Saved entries
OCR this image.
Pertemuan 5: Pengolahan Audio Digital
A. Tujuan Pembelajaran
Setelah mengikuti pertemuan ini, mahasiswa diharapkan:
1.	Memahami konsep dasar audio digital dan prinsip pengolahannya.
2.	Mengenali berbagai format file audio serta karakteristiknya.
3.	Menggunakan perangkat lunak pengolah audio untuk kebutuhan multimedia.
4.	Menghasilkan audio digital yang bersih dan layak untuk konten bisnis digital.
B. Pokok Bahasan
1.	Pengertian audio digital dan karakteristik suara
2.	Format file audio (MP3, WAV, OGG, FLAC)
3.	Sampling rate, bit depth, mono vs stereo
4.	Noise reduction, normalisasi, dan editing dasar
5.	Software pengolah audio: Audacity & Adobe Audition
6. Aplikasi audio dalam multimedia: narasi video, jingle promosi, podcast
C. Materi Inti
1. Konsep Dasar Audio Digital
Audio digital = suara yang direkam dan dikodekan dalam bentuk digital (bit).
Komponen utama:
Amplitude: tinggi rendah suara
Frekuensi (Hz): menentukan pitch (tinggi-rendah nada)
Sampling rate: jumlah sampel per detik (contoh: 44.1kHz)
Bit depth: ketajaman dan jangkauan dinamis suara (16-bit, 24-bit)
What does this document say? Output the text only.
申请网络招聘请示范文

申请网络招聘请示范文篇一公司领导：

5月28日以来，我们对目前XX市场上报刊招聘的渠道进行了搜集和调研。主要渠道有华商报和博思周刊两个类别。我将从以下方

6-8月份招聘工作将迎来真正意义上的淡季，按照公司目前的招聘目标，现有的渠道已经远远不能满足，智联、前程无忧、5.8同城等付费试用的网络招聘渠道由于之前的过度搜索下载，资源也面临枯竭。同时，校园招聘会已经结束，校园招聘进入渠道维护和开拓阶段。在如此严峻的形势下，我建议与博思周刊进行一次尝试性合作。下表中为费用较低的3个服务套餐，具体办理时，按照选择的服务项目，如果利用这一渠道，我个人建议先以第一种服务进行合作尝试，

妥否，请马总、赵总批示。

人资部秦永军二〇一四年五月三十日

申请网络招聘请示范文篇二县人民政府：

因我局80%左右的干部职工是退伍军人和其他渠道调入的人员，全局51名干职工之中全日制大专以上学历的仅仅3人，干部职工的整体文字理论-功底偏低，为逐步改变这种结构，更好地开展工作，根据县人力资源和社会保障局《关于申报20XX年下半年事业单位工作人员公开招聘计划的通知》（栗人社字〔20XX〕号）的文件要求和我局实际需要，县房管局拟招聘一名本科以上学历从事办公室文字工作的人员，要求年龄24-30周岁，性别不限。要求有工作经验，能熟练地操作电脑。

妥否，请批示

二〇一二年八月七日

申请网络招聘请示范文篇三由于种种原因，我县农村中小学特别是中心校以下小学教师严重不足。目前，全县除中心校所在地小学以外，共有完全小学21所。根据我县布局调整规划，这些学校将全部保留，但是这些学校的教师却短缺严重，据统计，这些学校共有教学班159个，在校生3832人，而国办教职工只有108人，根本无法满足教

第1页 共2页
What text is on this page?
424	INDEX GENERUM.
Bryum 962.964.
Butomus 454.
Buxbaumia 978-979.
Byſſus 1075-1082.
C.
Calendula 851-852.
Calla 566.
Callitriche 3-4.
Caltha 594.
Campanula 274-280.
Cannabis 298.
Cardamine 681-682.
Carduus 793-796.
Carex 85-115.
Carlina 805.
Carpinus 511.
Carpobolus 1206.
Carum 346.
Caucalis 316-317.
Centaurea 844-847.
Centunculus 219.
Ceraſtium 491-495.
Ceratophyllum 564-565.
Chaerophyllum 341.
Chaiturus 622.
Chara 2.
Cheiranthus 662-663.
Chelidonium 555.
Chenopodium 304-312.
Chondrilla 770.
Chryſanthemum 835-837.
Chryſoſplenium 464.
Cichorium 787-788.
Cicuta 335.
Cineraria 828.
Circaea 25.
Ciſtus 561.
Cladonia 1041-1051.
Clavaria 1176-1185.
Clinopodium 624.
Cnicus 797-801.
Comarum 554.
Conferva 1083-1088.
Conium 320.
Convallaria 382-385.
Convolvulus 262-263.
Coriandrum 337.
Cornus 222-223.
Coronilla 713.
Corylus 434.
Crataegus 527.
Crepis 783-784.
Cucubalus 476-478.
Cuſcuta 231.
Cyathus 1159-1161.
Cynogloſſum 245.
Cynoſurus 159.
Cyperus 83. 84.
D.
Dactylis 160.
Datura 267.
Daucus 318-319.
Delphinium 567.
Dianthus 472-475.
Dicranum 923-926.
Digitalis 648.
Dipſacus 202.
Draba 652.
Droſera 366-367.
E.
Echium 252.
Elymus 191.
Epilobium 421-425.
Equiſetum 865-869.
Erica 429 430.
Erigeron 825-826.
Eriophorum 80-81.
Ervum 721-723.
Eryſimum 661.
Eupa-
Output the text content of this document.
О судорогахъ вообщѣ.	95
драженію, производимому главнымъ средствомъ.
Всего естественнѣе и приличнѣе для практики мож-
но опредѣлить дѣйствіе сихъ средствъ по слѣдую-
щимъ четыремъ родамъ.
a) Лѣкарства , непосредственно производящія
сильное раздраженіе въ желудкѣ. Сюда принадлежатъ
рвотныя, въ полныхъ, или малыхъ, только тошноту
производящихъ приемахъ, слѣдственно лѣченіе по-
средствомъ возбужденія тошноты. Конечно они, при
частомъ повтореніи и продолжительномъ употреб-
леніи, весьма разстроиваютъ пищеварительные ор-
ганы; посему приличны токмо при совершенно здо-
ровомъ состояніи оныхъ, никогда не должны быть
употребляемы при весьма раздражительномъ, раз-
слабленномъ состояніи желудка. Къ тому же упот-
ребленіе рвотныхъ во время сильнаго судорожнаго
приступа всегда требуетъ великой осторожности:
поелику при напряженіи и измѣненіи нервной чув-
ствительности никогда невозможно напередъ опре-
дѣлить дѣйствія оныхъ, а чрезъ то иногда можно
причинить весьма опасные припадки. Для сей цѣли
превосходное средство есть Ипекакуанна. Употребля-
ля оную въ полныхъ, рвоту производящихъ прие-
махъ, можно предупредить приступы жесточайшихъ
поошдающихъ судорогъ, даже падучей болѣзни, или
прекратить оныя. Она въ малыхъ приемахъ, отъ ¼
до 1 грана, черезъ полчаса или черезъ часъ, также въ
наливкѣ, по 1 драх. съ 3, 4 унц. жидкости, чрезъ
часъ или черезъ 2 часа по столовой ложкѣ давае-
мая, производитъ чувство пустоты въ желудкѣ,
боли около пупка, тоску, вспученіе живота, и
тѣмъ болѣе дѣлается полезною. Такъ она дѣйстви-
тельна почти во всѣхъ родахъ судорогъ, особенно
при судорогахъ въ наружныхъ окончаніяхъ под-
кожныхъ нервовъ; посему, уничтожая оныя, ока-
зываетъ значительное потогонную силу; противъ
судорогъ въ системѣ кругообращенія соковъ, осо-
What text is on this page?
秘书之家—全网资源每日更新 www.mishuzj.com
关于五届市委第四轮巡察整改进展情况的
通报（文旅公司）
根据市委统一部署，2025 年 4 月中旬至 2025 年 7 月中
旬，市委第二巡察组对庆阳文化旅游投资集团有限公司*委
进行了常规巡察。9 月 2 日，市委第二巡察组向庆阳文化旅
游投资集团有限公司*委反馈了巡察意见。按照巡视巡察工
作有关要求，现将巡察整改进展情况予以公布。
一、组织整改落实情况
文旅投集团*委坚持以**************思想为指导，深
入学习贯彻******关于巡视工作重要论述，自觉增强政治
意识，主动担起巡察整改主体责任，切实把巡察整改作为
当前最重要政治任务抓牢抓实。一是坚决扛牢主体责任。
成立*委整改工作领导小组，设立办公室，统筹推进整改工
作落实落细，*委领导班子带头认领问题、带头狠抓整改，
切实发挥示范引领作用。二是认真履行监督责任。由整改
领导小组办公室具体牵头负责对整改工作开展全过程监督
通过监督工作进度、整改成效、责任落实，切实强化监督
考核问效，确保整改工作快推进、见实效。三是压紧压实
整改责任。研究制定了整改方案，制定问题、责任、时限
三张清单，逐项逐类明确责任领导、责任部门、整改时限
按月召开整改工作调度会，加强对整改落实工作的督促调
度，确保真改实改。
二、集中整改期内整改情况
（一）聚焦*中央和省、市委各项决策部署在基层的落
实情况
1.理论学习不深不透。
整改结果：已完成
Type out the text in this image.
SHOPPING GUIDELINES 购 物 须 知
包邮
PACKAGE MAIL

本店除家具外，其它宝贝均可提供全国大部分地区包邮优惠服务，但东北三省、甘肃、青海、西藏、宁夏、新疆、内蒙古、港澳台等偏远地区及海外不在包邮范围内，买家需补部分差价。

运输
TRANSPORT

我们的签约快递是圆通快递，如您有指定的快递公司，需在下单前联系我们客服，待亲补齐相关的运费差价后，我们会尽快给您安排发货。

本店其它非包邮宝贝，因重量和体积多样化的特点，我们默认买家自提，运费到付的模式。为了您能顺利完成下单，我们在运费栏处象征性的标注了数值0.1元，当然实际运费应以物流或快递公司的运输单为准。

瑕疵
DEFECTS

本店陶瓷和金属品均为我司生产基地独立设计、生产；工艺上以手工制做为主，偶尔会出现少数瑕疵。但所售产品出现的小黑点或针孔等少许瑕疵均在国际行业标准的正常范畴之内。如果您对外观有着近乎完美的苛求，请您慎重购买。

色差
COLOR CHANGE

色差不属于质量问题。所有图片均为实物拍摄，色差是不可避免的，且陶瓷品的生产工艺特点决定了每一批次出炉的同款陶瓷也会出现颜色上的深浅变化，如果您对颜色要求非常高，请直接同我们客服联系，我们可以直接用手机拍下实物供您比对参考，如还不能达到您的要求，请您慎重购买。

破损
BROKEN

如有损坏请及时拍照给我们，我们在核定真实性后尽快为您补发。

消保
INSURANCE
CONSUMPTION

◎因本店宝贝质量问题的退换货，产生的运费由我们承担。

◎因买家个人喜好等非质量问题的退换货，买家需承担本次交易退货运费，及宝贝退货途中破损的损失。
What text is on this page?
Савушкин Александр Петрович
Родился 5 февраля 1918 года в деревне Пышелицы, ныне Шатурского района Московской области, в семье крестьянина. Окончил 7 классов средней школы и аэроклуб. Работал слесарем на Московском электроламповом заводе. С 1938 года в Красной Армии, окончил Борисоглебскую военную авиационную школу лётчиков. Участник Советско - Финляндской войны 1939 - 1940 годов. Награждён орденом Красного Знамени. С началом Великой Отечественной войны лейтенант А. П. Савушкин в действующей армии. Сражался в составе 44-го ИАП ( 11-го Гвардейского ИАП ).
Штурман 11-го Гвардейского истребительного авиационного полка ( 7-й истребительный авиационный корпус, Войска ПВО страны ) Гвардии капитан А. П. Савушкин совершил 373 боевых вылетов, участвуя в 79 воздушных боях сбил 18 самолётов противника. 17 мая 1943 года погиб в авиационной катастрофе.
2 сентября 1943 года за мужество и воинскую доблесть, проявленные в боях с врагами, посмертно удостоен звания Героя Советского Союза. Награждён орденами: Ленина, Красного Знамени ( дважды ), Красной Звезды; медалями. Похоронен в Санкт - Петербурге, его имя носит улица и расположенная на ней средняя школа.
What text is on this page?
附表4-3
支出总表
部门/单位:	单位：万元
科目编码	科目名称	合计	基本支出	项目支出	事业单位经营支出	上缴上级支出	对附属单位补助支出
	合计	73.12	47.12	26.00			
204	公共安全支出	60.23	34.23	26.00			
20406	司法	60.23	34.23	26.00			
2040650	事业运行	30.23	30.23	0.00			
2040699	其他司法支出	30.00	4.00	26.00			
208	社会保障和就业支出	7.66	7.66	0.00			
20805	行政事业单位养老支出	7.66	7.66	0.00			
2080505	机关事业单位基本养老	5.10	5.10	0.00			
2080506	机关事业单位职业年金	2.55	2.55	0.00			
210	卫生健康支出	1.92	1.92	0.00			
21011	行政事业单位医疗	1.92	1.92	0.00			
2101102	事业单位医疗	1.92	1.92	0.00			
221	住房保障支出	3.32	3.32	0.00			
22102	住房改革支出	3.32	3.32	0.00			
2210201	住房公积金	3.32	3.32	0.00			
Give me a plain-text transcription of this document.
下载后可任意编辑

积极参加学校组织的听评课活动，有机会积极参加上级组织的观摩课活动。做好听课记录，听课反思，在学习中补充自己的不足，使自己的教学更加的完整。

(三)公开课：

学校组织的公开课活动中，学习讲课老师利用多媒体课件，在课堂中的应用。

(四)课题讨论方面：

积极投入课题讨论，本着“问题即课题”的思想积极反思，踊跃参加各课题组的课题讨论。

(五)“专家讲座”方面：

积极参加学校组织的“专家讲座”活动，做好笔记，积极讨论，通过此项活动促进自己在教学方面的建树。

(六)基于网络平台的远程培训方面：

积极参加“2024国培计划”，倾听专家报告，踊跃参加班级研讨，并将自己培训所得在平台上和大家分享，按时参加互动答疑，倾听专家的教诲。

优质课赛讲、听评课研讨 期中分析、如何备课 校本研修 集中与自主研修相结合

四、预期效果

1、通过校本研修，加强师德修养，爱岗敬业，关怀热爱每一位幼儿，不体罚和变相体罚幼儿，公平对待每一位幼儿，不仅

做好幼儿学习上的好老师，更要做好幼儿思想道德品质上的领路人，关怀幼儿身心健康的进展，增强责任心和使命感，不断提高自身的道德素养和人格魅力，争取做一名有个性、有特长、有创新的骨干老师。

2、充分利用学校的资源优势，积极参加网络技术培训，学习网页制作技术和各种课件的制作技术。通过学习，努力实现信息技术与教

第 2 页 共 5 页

◆ WORK TO BE COMPLETED
Repeat exactly, and only, the lines from the line containing "Give me a plain-text" through the last line of the records above, both included.

◆ TASK ANSWER
Give me a plain-text transcription of this document.
下载后可任意编辑

积极参加学校组织的听评课活动，有机会积极参加上级组织的观摩课活动。做好听课记录，听课反思，在学习中补充自己的不足，使自己的教学更加的完整。

(三)公开课：

学校组织的公开课活动中，学习讲课老师利用多媒体课件，在课堂中的应用。

(四)课题讨论方面：

积极投入课题讨论，本着“问题即课题”的思想积极反思，踊跃参加各课题组的课题讨论。

(五)“专家讲座”方面：

积极参加学校组织的“专家讲座”活动，做好笔记，积极讨论，通过此项活动促进自己在教学方面的建树。

(六)基于网络平台的远程培训方面：

积极参加“2024国培计划”，倾听专家报告，踊跃参加班级研讨，并将自己培训所得在平台上和大家分享，按时参加互动答疑，倾听专家的教诲。

优质课赛讲、听评课研讨 期中分析、如何备课 校本研修 集中与自主研修相结合

四、预期效果

1、通过校本研修，加强师德修养，爱岗敬业，关怀热爱每一位幼儿，不体罚和变相体罚幼儿，公平对待每一位幼儿，不仅

做好幼儿学习上的好老师，更要做好幼儿思想道德品质上的领路人，关怀幼儿身心健康的进展，增强责任心和使命感，不断提高自身的道德素养和人格魅力，争取做一名有个性、有特长、有创新的骨干老师。

2、充分利用学校的资源优势，积极参加网络技术培训，学习网页制作技术和各种课件的制作技术。通过学习，努力实现信息技术与教

第 2 页 共 5 页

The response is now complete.